=== Job ===
Output the entries verbatim, including every line.

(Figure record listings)

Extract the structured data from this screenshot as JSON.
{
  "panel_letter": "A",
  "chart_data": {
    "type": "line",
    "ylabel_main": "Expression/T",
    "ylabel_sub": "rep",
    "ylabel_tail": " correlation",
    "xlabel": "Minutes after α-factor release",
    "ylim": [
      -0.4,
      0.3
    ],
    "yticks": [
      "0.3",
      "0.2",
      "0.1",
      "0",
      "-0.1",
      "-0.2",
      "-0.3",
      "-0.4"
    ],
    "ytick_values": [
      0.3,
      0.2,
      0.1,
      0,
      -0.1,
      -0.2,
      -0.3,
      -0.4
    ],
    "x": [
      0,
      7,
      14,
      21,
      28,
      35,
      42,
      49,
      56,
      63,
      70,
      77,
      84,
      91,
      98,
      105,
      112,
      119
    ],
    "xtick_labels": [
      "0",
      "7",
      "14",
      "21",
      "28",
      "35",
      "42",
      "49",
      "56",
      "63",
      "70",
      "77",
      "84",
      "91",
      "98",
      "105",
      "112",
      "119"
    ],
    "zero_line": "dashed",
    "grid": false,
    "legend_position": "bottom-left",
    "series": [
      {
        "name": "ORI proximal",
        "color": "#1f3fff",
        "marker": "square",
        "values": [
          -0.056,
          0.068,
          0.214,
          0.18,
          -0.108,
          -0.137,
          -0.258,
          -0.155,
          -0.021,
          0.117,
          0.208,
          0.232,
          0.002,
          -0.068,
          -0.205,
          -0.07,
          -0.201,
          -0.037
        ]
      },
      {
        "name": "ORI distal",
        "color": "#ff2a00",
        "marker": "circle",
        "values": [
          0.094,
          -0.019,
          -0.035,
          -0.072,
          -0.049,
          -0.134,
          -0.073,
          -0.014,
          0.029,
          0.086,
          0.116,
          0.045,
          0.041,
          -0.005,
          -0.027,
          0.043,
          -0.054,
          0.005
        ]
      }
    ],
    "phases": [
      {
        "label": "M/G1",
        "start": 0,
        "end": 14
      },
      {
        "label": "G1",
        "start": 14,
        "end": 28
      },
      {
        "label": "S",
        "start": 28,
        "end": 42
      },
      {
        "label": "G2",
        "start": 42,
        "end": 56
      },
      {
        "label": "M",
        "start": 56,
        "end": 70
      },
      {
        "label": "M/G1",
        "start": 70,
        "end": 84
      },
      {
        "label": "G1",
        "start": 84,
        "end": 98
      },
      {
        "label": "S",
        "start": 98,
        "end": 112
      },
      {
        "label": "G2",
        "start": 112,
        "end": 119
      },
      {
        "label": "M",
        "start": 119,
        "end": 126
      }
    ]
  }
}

=== Written answer ===
Extract the structured data from this screenshot as JSON.
{
  "panel_letter": "A",
  "chart_data": {
    "type": "line",
    "ylabel_main": "Expression/T",
    "ylabel_sub": "rep",
    "ylabel_tail": " correlation",
    "xlabel": "Minutes after α-factor release",
    "ylim": [
      -0.4,
      0.3
    ],
    "yticks": [
      "0.3",
      "0.2",
      "0.1",
      "0",
      "-0.1",
      "-0.2",
      "-0.3",
      "-0.4"
    ],
    "ytick_values": [
      0.3,
      0.2,
      0.1,
      0,
      -0.1,
      -0.2,
      -0.3,
      -0.4
    ],
    "x": [
      0,
      7,
      14,
      21,
      28,
      35,
      42,
      49,
      56,
      63,
      70,
      77,
      84,
      91,
      98,
      105,
      112,
      119
    ],
    "xtick_labels": [
      "0",
      "7",
      "14",
      "21",
      "28",
      "35",
      "42",
      "49",
      "56",
      "63",
      "70",
      "77",
      "84",
      "91",
      "98",
      "105",
      "112",
      "119"
    ],
    "zero_line": "dashed",
    "grid": false,
    "legend_position": "bottom-left",
    "series": [
      {
        "name": "ORI proximal",
        "color": "#1f3fff",
        "marker": "square",
        "values": [
          -0.056,
          0.068,
          0.214,
          0.18,
          -0.108,
          -0.137,
          -0.258,
          -0.155,
          -0.021,
          0.117,
          0.208,
          0.232,
          0.002,
          -0.068,
          -0.205,
          -0.07,
          -0.201,
          -0.037
        ]
      },
      {
        "name": "ORI distal",
        "color": "#ff2a00",
        "marker": "circle",
        "values": [
          0.094,
          -0.019,
          -0.035,
          -0.072,
          -0.049,
          -0.134,
          -0.073,
          -0.014,
          0.029,
          0.086,
          0.116,
          0.045,
          0.041,
          -0.005,
          -0.027,
          0.043,
          -0.054,
          0.005
        ]
      }
    ],
    "phases": [
      {
        "label": "M/G1",
        "start": 0,
        "end": 14
      },
      {
        "label": "G1",
        "start": 14,
        "end": 28
      },
      {
        "label": "S",
        "start": 28,
        "end": 42
      },
      {
        "label": "G2",
        "start": 42,
        "end": 56
      },
      {
        "label": "M",
        "start": 56,
        "end": 70
      },
      {
        "label": "M/G1",
        "start": 70,
        "end": 84
      },
      {
        "label": "G1",
        "start": 84,
        "end": 98
      },
      {
        "label": "S",
        "start": 98,
        "end": 112
      },
      {
        "label": "G2",
        "start": 112,
        "end": 119
      },
      {
        "label": "M",
        "start": 119,
        "end": 126
      }
    ]
  }
}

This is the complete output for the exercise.